Goal of the exercise: Take each line that has the word "title" and return it.

········

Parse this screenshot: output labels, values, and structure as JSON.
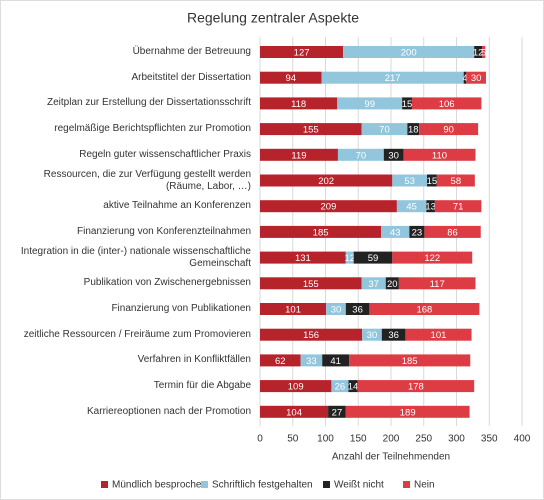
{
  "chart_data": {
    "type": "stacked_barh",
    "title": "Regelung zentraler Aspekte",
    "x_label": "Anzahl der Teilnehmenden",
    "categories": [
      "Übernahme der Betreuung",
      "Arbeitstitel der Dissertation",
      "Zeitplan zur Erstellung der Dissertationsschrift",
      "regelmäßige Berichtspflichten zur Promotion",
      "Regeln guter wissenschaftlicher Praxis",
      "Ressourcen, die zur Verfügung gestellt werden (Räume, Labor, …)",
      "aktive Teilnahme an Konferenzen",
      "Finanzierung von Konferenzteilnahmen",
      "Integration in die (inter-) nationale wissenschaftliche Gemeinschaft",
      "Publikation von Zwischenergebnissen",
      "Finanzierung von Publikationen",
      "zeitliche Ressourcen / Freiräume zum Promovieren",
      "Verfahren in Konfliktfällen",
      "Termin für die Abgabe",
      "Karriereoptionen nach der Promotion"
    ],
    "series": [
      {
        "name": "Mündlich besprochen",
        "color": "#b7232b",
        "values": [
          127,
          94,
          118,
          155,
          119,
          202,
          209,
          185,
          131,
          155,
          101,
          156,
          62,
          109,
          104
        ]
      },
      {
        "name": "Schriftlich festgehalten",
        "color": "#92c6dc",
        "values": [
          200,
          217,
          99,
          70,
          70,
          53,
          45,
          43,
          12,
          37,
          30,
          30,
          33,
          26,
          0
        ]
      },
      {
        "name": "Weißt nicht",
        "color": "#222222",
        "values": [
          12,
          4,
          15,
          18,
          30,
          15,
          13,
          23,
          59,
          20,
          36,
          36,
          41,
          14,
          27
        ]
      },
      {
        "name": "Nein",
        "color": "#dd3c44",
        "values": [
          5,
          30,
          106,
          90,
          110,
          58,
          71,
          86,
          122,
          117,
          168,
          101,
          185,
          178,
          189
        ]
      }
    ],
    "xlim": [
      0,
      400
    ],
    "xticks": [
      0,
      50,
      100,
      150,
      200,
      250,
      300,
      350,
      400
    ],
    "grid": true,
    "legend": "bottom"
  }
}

········

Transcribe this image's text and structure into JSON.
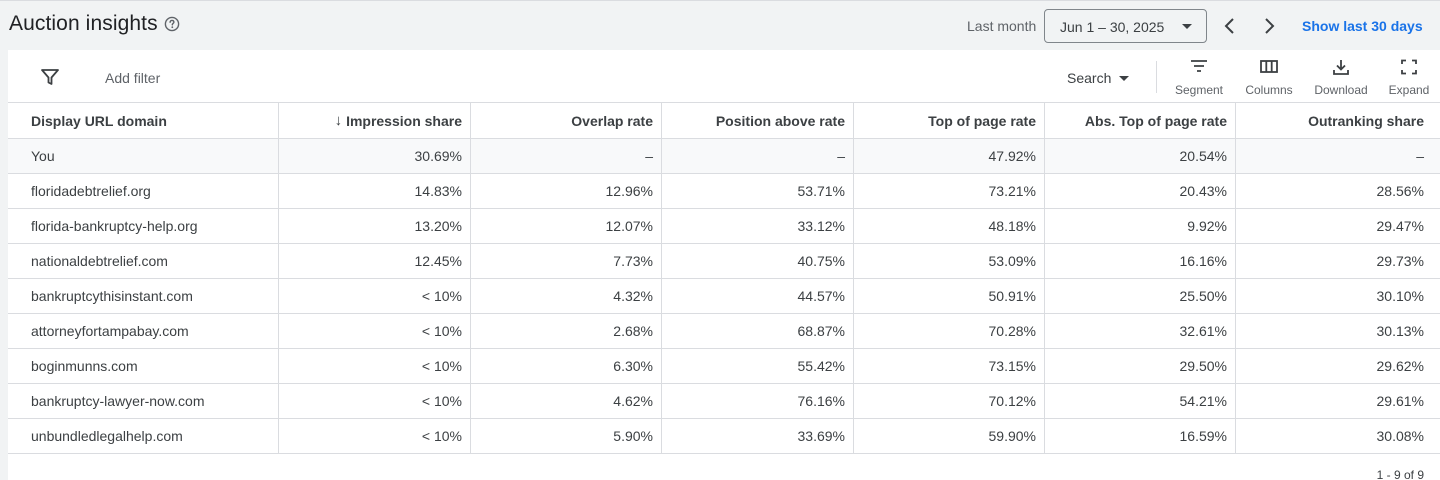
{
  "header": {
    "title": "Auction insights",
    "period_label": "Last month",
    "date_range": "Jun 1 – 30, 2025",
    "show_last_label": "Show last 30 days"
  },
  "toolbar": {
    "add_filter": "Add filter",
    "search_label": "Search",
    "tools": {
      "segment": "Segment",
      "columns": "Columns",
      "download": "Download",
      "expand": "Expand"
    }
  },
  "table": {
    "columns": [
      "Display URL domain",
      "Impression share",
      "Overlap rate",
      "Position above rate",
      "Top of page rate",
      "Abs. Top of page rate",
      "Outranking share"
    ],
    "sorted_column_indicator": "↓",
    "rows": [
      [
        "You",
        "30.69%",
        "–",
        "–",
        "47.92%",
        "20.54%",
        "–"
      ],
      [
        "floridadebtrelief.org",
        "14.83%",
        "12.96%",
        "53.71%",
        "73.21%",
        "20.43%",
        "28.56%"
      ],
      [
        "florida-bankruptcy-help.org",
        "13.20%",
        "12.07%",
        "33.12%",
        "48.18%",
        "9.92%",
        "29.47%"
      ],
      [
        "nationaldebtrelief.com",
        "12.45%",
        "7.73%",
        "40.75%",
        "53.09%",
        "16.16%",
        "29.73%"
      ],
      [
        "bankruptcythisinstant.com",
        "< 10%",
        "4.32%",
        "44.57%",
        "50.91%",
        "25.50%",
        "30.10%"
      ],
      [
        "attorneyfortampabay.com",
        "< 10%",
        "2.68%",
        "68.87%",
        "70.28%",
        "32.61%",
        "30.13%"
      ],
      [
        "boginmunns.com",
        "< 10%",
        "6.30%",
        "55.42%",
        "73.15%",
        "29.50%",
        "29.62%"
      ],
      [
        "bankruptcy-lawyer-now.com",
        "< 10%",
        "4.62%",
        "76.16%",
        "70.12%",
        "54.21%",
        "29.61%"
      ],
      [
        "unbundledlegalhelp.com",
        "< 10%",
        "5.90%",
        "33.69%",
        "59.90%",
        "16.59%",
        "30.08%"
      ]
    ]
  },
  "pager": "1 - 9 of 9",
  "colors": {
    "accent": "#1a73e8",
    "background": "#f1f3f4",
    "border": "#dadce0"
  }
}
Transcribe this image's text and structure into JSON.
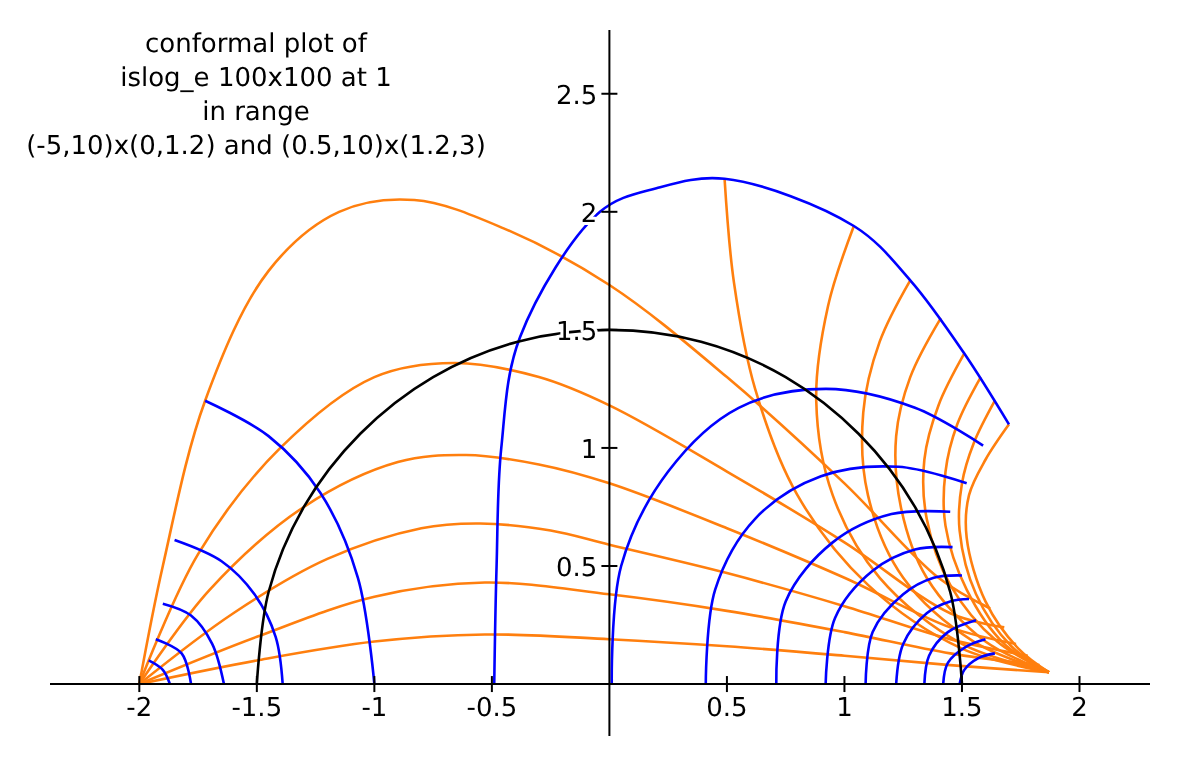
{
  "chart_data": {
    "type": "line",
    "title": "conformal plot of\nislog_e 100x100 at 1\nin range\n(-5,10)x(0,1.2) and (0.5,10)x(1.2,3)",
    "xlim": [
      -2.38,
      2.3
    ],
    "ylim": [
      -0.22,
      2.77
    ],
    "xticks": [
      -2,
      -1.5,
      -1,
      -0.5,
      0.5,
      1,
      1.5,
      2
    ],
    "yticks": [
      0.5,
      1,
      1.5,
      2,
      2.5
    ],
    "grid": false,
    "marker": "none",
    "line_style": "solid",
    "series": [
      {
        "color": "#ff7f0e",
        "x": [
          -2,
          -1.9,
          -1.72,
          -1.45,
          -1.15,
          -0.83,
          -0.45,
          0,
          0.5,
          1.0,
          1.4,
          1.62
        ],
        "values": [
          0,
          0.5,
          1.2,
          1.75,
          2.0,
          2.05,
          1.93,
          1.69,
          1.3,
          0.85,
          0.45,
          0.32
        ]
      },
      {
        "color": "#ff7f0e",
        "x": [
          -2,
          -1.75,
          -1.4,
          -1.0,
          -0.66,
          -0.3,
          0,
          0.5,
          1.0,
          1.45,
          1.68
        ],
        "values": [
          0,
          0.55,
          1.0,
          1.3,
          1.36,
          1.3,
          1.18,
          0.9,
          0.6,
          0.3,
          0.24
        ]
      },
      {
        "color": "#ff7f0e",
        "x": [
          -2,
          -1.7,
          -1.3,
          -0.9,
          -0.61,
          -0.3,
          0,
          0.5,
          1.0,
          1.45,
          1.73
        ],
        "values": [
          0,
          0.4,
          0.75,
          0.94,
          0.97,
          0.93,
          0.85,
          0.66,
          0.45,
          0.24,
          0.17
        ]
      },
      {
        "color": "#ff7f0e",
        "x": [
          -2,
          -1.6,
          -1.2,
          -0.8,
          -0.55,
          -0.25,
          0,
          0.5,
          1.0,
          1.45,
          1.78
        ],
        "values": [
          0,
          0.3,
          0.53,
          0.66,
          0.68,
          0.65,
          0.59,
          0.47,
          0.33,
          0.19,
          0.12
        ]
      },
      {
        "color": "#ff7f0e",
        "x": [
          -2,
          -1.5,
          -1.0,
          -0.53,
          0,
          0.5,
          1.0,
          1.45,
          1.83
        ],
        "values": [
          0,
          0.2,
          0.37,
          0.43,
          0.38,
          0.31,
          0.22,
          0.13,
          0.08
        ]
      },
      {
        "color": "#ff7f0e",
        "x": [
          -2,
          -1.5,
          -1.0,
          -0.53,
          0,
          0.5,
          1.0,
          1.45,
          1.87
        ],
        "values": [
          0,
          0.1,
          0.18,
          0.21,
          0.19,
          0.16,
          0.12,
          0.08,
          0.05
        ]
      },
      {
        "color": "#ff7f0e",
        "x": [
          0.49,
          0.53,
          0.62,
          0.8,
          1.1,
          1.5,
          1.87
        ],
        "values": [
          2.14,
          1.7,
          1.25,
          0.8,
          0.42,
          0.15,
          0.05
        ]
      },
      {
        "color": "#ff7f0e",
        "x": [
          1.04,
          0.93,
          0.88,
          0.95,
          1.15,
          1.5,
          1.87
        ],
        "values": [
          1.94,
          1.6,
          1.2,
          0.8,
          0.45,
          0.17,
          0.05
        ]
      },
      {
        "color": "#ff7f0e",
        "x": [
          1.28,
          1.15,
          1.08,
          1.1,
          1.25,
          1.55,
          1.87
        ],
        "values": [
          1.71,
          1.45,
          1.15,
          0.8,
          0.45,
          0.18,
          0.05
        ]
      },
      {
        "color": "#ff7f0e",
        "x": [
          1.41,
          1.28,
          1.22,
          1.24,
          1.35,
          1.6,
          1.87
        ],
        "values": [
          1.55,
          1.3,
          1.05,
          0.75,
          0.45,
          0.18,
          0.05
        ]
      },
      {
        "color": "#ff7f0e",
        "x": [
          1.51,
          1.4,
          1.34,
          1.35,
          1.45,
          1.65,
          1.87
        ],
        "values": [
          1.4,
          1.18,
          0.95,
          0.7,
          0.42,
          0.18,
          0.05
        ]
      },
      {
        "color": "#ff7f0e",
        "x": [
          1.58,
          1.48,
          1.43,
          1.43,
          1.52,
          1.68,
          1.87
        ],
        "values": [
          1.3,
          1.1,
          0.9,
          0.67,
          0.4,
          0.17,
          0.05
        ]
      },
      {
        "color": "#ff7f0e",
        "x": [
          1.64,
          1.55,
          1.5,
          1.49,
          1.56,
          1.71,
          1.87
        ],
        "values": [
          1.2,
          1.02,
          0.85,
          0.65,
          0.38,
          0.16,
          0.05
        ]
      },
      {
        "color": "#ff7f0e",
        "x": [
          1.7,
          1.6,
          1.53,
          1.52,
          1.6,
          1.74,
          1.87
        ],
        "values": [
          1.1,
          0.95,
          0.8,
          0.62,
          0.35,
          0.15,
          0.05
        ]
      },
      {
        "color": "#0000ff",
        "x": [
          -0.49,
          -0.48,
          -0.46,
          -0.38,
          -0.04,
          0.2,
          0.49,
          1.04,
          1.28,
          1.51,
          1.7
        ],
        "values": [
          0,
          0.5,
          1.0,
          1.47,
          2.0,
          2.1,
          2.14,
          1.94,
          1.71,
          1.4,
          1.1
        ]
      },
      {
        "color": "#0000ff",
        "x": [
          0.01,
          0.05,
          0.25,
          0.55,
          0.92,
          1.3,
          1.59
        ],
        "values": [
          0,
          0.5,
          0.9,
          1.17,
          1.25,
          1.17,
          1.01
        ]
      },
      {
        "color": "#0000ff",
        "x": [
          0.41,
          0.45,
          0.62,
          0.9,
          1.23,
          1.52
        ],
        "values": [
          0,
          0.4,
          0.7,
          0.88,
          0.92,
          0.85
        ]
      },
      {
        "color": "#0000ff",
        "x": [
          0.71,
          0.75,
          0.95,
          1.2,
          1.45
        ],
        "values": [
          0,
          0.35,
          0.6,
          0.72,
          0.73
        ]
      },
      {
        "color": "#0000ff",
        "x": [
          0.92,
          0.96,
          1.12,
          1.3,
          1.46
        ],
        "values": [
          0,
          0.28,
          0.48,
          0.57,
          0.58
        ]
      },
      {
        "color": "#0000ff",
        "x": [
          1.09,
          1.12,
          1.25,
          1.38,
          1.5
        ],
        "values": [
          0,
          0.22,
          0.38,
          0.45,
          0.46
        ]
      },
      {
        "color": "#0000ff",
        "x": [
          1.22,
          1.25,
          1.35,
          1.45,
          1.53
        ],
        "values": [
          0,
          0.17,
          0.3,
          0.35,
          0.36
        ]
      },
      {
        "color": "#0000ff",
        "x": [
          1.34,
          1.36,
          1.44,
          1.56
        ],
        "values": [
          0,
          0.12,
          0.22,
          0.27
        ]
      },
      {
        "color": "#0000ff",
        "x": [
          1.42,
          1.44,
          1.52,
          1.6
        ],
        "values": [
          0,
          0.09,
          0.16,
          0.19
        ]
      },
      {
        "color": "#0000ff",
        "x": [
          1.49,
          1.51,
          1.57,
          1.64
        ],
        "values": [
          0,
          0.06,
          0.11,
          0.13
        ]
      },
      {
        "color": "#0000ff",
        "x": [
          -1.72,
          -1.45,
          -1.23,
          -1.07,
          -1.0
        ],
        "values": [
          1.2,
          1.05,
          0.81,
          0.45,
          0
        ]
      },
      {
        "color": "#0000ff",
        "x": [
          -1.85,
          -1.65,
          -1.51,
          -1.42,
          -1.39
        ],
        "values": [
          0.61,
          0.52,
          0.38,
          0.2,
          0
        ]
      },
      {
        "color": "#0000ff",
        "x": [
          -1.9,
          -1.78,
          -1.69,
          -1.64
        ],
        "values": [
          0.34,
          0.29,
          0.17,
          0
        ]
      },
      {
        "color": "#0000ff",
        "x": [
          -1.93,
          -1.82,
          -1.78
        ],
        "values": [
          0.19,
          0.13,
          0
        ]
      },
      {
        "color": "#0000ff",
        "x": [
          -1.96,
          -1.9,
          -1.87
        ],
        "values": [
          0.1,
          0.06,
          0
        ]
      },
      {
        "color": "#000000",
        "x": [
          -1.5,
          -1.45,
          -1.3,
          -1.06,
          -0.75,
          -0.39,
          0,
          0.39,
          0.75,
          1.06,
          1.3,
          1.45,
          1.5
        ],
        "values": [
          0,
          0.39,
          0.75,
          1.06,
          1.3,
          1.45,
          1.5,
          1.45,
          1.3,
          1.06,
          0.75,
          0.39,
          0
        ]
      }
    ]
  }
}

········

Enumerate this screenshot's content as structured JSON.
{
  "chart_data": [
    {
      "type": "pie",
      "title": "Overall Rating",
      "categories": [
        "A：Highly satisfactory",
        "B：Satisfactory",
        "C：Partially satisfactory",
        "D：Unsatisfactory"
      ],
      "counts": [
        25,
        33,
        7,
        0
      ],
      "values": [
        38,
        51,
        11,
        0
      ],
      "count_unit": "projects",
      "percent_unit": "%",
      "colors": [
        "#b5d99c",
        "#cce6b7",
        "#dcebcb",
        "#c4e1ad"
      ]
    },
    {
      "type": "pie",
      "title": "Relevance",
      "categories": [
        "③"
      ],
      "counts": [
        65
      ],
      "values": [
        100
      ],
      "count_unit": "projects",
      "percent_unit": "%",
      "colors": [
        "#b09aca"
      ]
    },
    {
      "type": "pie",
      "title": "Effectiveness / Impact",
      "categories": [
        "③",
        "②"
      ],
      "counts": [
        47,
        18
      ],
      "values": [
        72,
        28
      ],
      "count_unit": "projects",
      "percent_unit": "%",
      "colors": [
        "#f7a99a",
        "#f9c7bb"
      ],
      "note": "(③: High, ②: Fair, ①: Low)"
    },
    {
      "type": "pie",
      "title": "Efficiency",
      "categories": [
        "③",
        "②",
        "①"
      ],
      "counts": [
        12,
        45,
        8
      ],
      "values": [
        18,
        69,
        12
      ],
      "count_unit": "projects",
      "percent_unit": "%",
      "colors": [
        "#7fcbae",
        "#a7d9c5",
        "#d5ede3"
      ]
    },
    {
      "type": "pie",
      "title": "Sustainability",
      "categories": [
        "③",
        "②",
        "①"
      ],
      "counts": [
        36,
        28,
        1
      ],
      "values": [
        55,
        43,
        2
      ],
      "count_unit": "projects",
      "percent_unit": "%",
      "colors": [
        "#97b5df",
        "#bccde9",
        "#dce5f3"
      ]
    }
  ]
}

········

Answer to this task:
    "title": "Regelung zentraler Aspekte",
    "title": "Auction insights",
    "title": "conformal plot of\nislog_e 100x100 at 1\nin range\n(-5,10)x(0,1.2) and (0.5,10)x(1.2,3)",
      "title": "Overall Rating",
      "title": "Relevance",
      "title": "Effectiveness / Impact",
      "title": "Efficiency",
      "title": "Sustainability",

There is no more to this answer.